[Problem statement] Determine the number of lines in the data that include the word "reports", and write only that number.

─── Listed records

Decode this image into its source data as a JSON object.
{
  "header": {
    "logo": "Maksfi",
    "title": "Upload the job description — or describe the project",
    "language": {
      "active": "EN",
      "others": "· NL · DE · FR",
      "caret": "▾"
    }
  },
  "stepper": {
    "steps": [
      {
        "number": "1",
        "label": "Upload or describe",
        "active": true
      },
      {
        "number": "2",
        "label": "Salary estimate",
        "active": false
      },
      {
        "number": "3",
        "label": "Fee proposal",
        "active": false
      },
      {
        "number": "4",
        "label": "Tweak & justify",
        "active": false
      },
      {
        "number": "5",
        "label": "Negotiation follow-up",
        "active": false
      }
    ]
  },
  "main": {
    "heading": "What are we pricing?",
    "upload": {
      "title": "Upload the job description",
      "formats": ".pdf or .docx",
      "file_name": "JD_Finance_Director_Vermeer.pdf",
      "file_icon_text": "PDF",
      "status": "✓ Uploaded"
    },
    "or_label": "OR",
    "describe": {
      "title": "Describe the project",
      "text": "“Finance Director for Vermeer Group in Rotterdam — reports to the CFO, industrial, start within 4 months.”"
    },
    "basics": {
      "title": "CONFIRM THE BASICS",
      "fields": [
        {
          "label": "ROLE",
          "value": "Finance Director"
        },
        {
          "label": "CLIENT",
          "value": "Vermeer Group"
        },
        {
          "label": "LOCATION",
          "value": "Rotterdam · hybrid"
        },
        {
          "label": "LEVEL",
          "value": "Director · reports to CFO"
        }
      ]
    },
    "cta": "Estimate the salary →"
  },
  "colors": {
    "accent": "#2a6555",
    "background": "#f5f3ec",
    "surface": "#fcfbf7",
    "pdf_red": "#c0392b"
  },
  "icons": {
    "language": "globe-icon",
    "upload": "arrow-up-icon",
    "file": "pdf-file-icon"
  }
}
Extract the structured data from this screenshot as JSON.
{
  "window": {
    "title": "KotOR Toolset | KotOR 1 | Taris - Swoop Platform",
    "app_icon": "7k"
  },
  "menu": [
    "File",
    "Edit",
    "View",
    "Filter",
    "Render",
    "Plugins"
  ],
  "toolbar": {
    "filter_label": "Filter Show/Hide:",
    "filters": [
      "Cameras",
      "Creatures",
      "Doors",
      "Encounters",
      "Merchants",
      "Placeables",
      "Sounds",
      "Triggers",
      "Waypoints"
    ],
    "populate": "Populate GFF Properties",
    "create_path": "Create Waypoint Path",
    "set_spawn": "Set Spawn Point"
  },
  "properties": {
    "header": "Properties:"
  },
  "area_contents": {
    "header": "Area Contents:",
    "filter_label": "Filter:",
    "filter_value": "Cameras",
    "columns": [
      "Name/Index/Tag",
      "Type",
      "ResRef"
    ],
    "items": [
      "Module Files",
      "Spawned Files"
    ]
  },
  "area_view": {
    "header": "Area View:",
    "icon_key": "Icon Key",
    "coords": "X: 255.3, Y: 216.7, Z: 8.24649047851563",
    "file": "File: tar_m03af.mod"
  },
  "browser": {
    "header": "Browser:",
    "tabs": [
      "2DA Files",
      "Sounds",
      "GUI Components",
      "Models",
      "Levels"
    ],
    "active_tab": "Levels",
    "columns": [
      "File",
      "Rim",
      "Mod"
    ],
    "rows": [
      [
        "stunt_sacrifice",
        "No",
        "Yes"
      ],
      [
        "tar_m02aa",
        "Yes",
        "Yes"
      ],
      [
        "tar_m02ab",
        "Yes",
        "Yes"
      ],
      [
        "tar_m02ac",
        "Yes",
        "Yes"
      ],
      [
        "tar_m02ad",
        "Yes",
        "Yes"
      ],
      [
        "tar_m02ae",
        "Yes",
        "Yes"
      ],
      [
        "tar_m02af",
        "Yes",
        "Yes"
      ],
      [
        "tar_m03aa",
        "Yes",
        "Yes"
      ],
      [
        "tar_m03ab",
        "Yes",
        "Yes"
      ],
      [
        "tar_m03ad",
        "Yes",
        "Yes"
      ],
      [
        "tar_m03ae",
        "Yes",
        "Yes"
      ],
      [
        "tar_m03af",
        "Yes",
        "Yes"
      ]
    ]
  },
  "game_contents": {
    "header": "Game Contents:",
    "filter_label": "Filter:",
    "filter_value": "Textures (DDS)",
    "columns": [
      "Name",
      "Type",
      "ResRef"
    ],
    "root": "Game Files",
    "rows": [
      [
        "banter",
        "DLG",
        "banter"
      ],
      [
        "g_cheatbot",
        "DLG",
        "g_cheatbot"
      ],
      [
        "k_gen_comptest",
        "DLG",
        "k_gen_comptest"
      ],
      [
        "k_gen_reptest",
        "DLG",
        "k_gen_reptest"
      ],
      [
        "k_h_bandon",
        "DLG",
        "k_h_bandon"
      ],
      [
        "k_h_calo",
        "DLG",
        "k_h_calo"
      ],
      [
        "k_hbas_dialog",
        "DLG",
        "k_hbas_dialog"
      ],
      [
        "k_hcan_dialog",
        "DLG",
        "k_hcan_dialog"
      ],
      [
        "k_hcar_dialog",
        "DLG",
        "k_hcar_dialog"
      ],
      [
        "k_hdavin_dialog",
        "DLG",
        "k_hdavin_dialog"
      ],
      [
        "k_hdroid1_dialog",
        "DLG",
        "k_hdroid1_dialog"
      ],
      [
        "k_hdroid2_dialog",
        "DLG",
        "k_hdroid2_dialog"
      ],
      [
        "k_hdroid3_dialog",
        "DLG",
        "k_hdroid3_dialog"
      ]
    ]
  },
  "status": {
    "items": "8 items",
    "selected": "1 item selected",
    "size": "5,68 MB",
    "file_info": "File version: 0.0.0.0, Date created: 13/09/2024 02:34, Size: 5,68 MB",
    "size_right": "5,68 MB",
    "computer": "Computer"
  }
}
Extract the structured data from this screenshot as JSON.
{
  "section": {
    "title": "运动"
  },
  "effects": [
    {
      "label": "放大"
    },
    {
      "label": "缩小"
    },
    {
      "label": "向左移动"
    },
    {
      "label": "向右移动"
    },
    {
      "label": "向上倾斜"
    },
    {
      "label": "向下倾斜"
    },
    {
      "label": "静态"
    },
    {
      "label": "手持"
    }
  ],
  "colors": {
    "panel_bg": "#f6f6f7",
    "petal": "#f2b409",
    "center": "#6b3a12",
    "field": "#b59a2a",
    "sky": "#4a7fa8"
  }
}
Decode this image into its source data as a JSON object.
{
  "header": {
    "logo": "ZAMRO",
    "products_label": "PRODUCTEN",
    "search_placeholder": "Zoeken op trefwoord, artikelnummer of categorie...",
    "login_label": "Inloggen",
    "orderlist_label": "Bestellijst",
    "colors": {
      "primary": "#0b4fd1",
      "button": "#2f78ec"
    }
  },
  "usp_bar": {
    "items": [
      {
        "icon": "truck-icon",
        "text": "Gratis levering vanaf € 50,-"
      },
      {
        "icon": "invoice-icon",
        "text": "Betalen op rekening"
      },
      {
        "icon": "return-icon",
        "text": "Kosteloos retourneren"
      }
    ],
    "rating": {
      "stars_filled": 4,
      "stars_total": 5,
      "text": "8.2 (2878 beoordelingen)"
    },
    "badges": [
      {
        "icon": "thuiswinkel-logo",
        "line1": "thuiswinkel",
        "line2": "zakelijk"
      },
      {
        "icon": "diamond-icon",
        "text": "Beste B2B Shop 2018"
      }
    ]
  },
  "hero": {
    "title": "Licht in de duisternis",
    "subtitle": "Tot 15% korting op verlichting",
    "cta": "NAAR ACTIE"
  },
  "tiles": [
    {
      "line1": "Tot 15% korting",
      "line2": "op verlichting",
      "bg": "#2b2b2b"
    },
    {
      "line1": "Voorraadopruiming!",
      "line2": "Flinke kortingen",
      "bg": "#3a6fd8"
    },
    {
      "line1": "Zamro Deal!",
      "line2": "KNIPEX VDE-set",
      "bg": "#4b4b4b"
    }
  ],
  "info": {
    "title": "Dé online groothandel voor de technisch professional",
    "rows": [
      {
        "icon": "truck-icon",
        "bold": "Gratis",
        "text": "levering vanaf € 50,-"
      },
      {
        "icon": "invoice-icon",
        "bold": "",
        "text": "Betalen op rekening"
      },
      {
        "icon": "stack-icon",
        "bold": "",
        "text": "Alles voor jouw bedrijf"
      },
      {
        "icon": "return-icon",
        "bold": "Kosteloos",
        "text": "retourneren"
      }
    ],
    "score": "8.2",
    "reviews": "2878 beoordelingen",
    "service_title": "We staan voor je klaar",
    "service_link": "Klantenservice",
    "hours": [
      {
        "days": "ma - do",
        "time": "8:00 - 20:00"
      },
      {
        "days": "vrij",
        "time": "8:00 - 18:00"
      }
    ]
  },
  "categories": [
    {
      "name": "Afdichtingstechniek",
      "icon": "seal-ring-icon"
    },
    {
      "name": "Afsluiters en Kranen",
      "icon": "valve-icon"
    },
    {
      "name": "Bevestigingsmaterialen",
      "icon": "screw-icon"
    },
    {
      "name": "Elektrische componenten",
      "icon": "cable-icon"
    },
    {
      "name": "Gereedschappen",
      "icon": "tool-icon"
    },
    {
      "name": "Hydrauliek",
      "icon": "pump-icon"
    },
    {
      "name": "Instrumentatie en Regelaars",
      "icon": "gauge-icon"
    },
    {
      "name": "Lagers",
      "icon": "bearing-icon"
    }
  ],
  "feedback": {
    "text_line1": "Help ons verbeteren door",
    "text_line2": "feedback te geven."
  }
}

──────

[Response] 2